Pull out every line with the word "combination" from the entries below.

Entries from a visual dataset:

▬▬▬

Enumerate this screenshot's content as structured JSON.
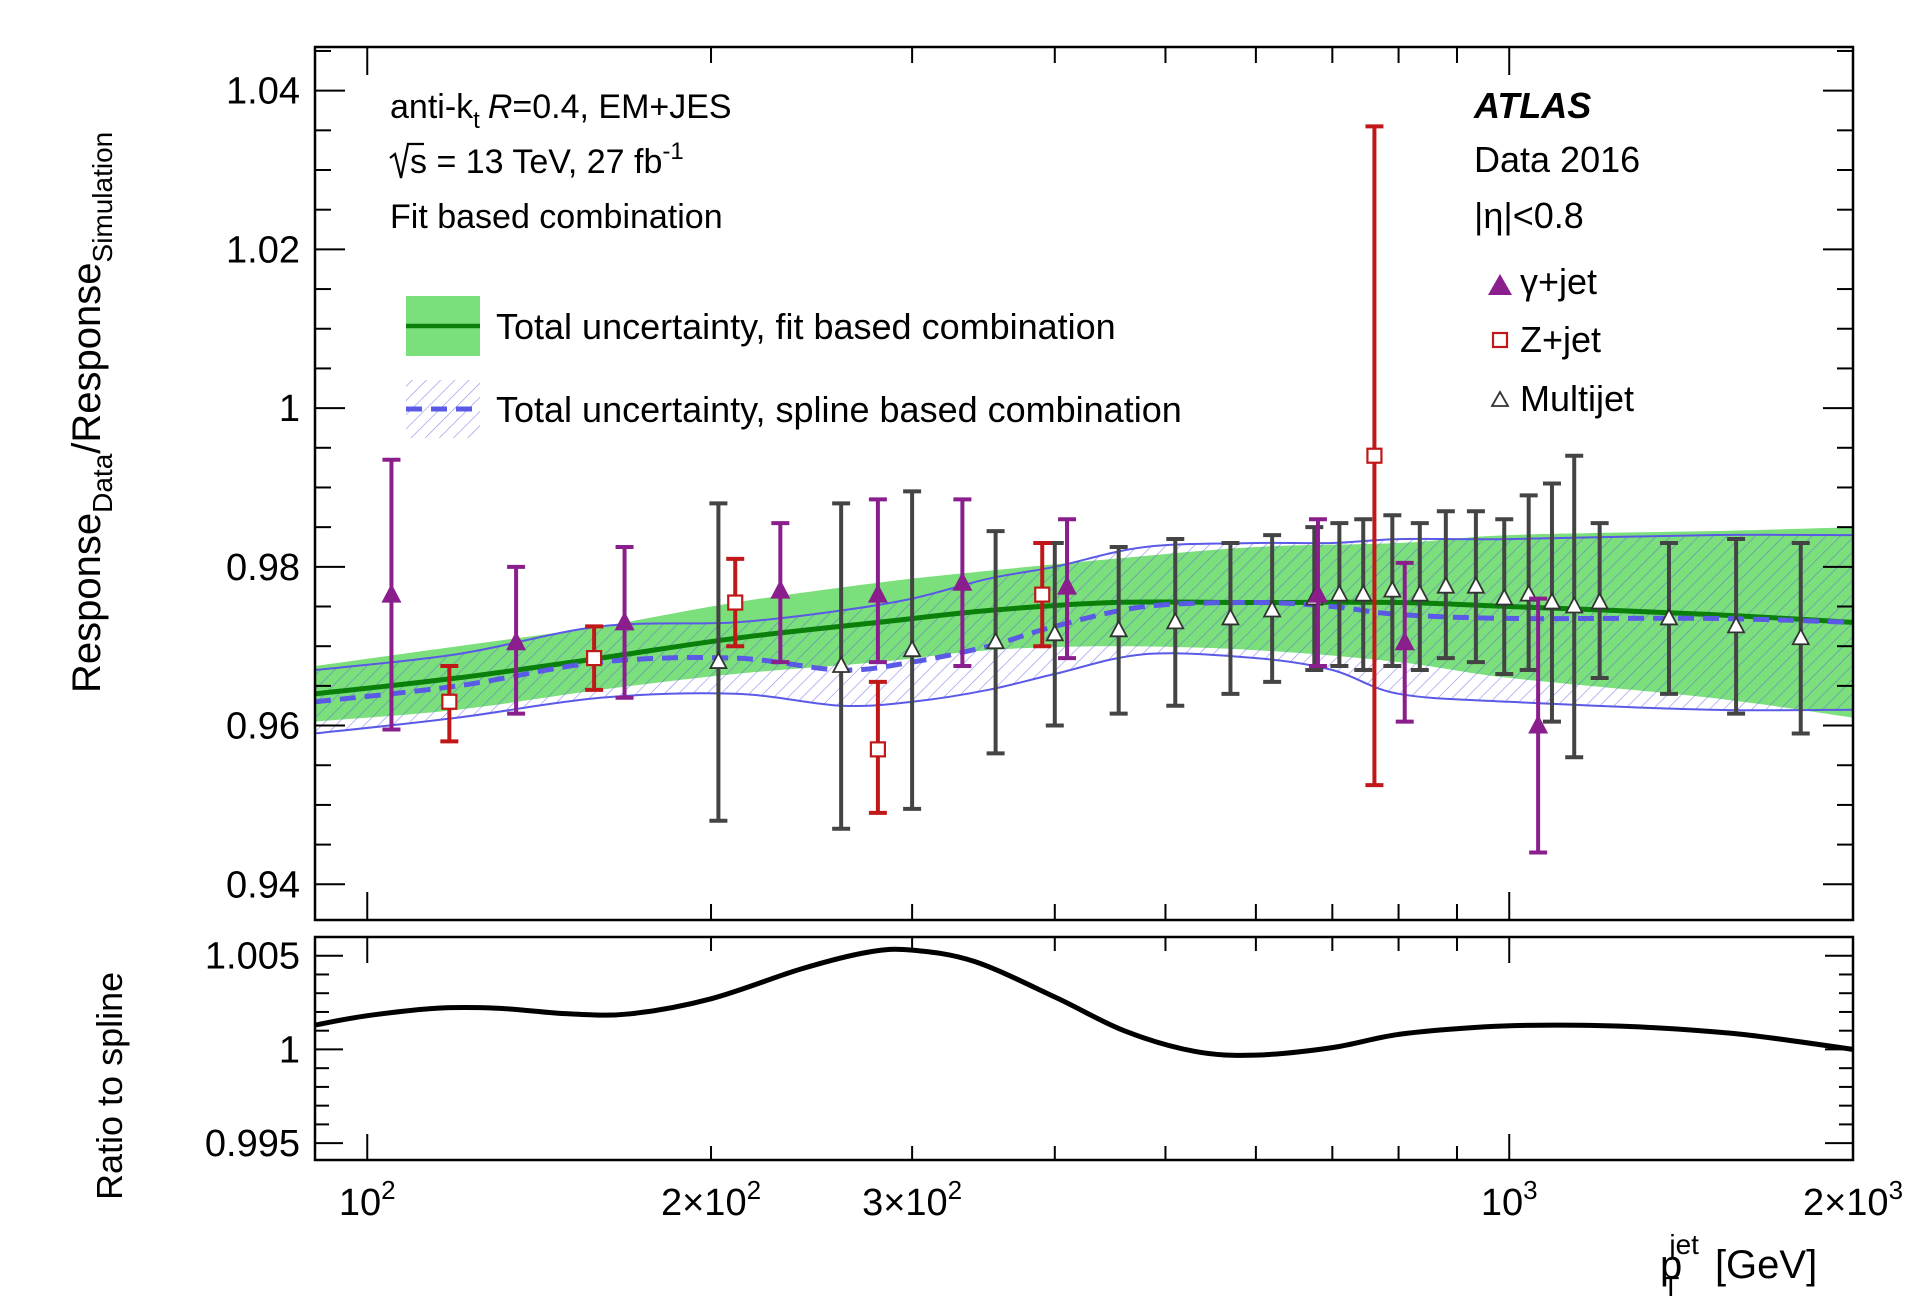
{
  "chart_data": [
    {
      "type": "scatter",
      "panel": "main",
      "ylabel": "Response_Data/Response_Simulation",
      "ylabel_parts": [
        "Response",
        "Data",
        "/Response",
        "Simulation"
      ],
      "xlim": [
        90,
        2000
      ],
      "ylim": [
        0.9355,
        1.0455
      ],
      "x_scale": "log",
      "y_ticks": [
        0.94,
        0.96,
        0.98,
        1.0,
        1.02,
        1.04
      ],
      "y_tick_labels": [
        "0.94",
        "0.96",
        "0.98",
        "1",
        "1.02",
        "1.04"
      ],
      "annotations": {
        "left": {
          "line1": {
            "a": "anti-k",
            "b": "t",
            "c": "R",
            "d": "=0.4, EM+JES"
          },
          "line2": {
            "a": "s = 13 TeV, 27 fb",
            "b": "-1"
          },
          "line3": "Fit based combination"
        },
        "right": {
          "atlas": "ATLAS",
          "data": "Data 2016",
          "eta": "|η|<0.8"
        }
      },
      "legend": {
        "placement": "upper-left",
        "fit_label": "Total uncertainty, fit based combination",
        "spline_label": "Total uncertainty, spline based combination",
        "gamma_label": "γ+jet",
        "z_label": "Z+jet",
        "multijet_label": "Multijet"
      },
      "colors": {
        "gamma": "#8a1e8c",
        "z": "#c01818",
        "multijet": "#444444",
        "fit_band": "#7be07b",
        "fit_line": "#0a7f0a",
        "spline": "#5a5ae6"
      },
      "series": [
        {
          "name": "γ+jet",
          "marker": "filled-triangle",
          "points": [
            {
              "x": 105,
              "y": 0.9765,
              "lo": 0.9595,
              "hi": 0.9935
            },
            {
              "x": 135,
              "y": 0.9705,
              "lo": 0.9615,
              "hi": 0.98
            },
            {
              "x": 168,
              "y": 0.973,
              "lo": 0.9635,
              "hi": 0.9825
            },
            {
              "x": 230,
              "y": 0.977,
              "lo": 0.968,
              "hi": 0.9855
            },
            {
              "x": 280,
              "y": 0.9765,
              "lo": 0.968,
              "hi": 0.9885
            },
            {
              "x": 332,
              "y": 0.978,
              "lo": 0.9675,
              "hi": 0.9885
            },
            {
              "x": 410,
              "y": 0.9775,
              "lo": 0.9685,
              "hi": 0.986
            },
            {
              "x": 680,
              "y": 0.9765,
              "lo": 0.9675,
              "hi": 0.986
            },
            {
              "x": 810,
              "y": 0.9705,
              "lo": 0.9605,
              "hi": 0.9805
            },
            {
              "x": 1060,
              "y": 0.96,
              "lo": 0.944,
              "hi": 0.976
            }
          ]
        },
        {
          "name": "Z+jet",
          "marker": "open-square",
          "points": [
            {
              "x": 118,
              "y": 0.963,
              "lo": 0.958,
              "hi": 0.9675
            },
            {
              "x": 158,
              "y": 0.9685,
              "lo": 0.9645,
              "hi": 0.9725
            },
            {
              "x": 210,
              "y": 0.9755,
              "lo": 0.97,
              "hi": 0.981
            },
            {
              "x": 280,
              "y": 0.957,
              "lo": 0.949,
              "hi": 0.9655
            },
            {
              "x": 390,
              "y": 0.9765,
              "lo": 0.97,
              "hi": 0.983
            },
            {
              "x": 762,
              "y": 0.994,
              "lo": 0.9525,
              "hi": 1.0355
            }
          ]
        },
        {
          "name": "Multijet",
          "marker": "open-triangle",
          "points": [
            {
              "x": 203,
              "y": 0.968,
              "lo": 0.948,
              "hi": 0.988
            },
            {
              "x": 260,
              "y": 0.9675,
              "lo": 0.947,
              "hi": 0.988
            },
            {
              "x": 300,
              "y": 0.9695,
              "lo": 0.9495,
              "hi": 0.9895
            },
            {
              "x": 355,
              "y": 0.9705,
              "lo": 0.9565,
              "hi": 0.9845
            },
            {
              "x": 400,
              "y": 0.9715,
              "lo": 0.96,
              "hi": 0.983
            },
            {
              "x": 455,
              "y": 0.972,
              "lo": 0.9615,
              "hi": 0.9825
            },
            {
              "x": 510,
              "y": 0.973,
              "lo": 0.9625,
              "hi": 0.9835
            },
            {
              "x": 570,
              "y": 0.9735,
              "lo": 0.964,
              "hi": 0.983
            },
            {
              "x": 620,
              "y": 0.9745,
              "lo": 0.9655,
              "hi": 0.984
            },
            {
              "x": 675,
              "y": 0.976,
              "lo": 0.967,
              "hi": 0.985
            },
            {
              "x": 710,
              "y": 0.9765,
              "lo": 0.9675,
              "hi": 0.9855
            },
            {
              "x": 745,
              "y": 0.9765,
              "lo": 0.967,
              "hi": 0.986
            },
            {
              "x": 790,
              "y": 0.977,
              "lo": 0.9675,
              "hi": 0.9865
            },
            {
              "x": 835,
              "y": 0.9765,
              "lo": 0.967,
              "hi": 0.9855
            },
            {
              "x": 880,
              "y": 0.9775,
              "lo": 0.9685,
              "hi": 0.987
            },
            {
              "x": 935,
              "y": 0.9775,
              "lo": 0.968,
              "hi": 0.987
            },
            {
              "x": 990,
              "y": 0.976,
              "lo": 0.9665,
              "hi": 0.986
            },
            {
              "x": 1040,
              "y": 0.9765,
              "lo": 0.967,
              "hi": 0.989
            },
            {
              "x": 1090,
              "y": 0.9755,
              "lo": 0.9605,
              "hi": 0.9905
            },
            {
              "x": 1140,
              "y": 0.975,
              "lo": 0.956,
              "hi": 0.994
            },
            {
              "x": 1200,
              "y": 0.9755,
              "lo": 0.966,
              "hi": 0.9855
            },
            {
              "x": 1380,
              "y": 0.9735,
              "lo": 0.964,
              "hi": 0.983
            },
            {
              "x": 1580,
              "y": 0.9725,
              "lo": 0.9615,
              "hi": 0.9835
            },
            {
              "x": 1800,
              "y": 0.971,
              "lo": 0.959,
              "hi": 0.983
            }
          ]
        },
        {
          "name": "Total uncertainty, fit based combination",
          "kind": "band-line",
          "points": [
            {
              "x": 90,
              "y": 0.964,
              "lo": 0.9605,
              "hi": 0.9675
            },
            {
              "x": 120,
              "y": 0.966,
              "lo": 0.962,
              "hi": 0.97
            },
            {
              "x": 160,
              "y": 0.9685,
              "lo": 0.9645,
              "hi": 0.9725
            },
            {
              "x": 210,
              "y": 0.971,
              "lo": 0.9665,
              "hi": 0.9755
            },
            {
              "x": 280,
              "y": 0.973,
              "lo": 0.968,
              "hi": 0.978
            },
            {
              "x": 350,
              "y": 0.9745,
              "lo": 0.9695,
              "hi": 0.9795
            },
            {
              "x": 450,
              "y": 0.9755,
              "lo": 0.97,
              "hi": 0.981
            },
            {
              "x": 600,
              "y": 0.9755,
              "lo": 0.9695,
              "hi": 0.9825
            },
            {
              "x": 800,
              "y": 0.9755,
              "lo": 0.968,
              "hi": 0.983
            },
            {
              "x": 1000,
              "y": 0.975,
              "lo": 0.966,
              "hi": 0.984
            },
            {
              "x": 1500,
              "y": 0.974,
              "lo": 0.9635,
              "hi": 0.9845
            },
            {
              "x": 2000,
              "y": 0.973,
              "lo": 0.961,
              "hi": 0.985
            }
          ]
        },
        {
          "name": "Total uncertainty, spline based combination",
          "kind": "hatched-band-dashed-line",
          "points": [
            {
              "x": 90,
              "y": 0.963,
              "lo": 0.959,
              "hi": 0.967
            },
            {
              "x": 120,
              "y": 0.965,
              "lo": 0.961,
              "hi": 0.969
            },
            {
              "x": 160,
              "y": 0.968,
              "lo": 0.9635,
              "hi": 0.9725
            },
            {
              "x": 210,
              "y": 0.9685,
              "lo": 0.964,
              "hi": 0.973
            },
            {
              "x": 260,
              "y": 0.967,
              "lo": 0.9625,
              "hi": 0.9745
            },
            {
              "x": 300,
              "y": 0.968,
              "lo": 0.963,
              "hi": 0.976
            },
            {
              "x": 350,
              "y": 0.97,
              "lo": 0.9645,
              "hi": 0.9785
            },
            {
              "x": 400,
              "y": 0.9725,
              "lo": 0.9665,
              "hi": 0.98
            },
            {
              "x": 480,
              "y": 0.975,
              "lo": 0.969,
              "hi": 0.9825
            },
            {
              "x": 600,
              "y": 0.9755,
              "lo": 0.9685,
              "hi": 0.983
            },
            {
              "x": 700,
              "y": 0.975,
              "lo": 0.967,
              "hi": 0.983
            },
            {
              "x": 800,
              "y": 0.974,
              "lo": 0.964,
              "hi": 0.9835
            },
            {
              "x": 1000,
              "y": 0.9735,
              "lo": 0.963,
              "hi": 0.9835
            },
            {
              "x": 1500,
              "y": 0.9735,
              "lo": 0.962,
              "hi": 0.984
            },
            {
              "x": 2000,
              "y": 0.973,
              "lo": 0.962,
              "hi": 0.984
            }
          ]
        }
      ]
    },
    {
      "type": "line",
      "panel": "ratio",
      "ylabel": "Ratio to spline",
      "xlabel_main": "p",
      "xlabel_sub": "T",
      "xlabel_sup": "jet",
      "xlabel_unit": "[GeV]",
      "xlim": [
        90,
        2000
      ],
      "ylim": [
        0.9941,
        1.006
      ],
      "x_scale": "log",
      "y_ticks": [
        0.995,
        1.0,
        1.005
      ],
      "y_tick_labels": [
        "0.995",
        "1",
        "1.005"
      ],
      "x_tick_labels": [
        {
          "x": 100,
          "base": "10",
          "exp": "2",
          "pre": ""
        },
        {
          "x": 200,
          "base": "10",
          "exp": "2",
          "pre": "2×"
        },
        {
          "x": 300,
          "base": "10",
          "exp": "2",
          "pre": "3×"
        },
        {
          "x": 1000,
          "base": "10",
          "exp": "3",
          "pre": ""
        },
        {
          "x": 2000,
          "base": "10",
          "exp": "3",
          "pre": "2×"
        }
      ],
      "points": [
        {
          "x": 90,
          "y": 1.0013
        },
        {
          "x": 100,
          "y": 1.0018
        },
        {
          "x": 115,
          "y": 1.0022
        },
        {
          "x": 130,
          "y": 1.0022
        },
        {
          "x": 150,
          "y": 1.0019
        },
        {
          "x": 170,
          "y": 1.0019
        },
        {
          "x": 200,
          "y": 1.0027
        },
        {
          "x": 240,
          "y": 1.0043
        },
        {
          "x": 275,
          "y": 1.0052
        },
        {
          "x": 300,
          "y": 1.0053
        },
        {
          "x": 340,
          "y": 1.0047
        },
        {
          "x": 400,
          "y": 1.0028
        },
        {
          "x": 460,
          "y": 1.001
        },
        {
          "x": 530,
          "y": 0.9999
        },
        {
          "x": 600,
          "y": 0.9997
        },
        {
          "x": 700,
          "y": 1.0001
        },
        {
          "x": 800,
          "y": 1.0008
        },
        {
          "x": 950,
          "y": 1.0012
        },
        {
          "x": 1100,
          "y": 1.0013
        },
        {
          "x": 1300,
          "y": 1.0012
        },
        {
          "x": 1600,
          "y": 1.0008
        },
        {
          "x": 2000,
          "y": 1.0
        }
      ]
    }
  ]
}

▬▬▬

The completed task:
          "line3": "Fit based combination"
        "fit_label": "Total uncertainty, fit based combination",
        "spline_label": "Total uncertainty, spline based combination",
          "name": "Total uncertainty, fit based combination",
          "name": "Total uncertainty, spline based combination",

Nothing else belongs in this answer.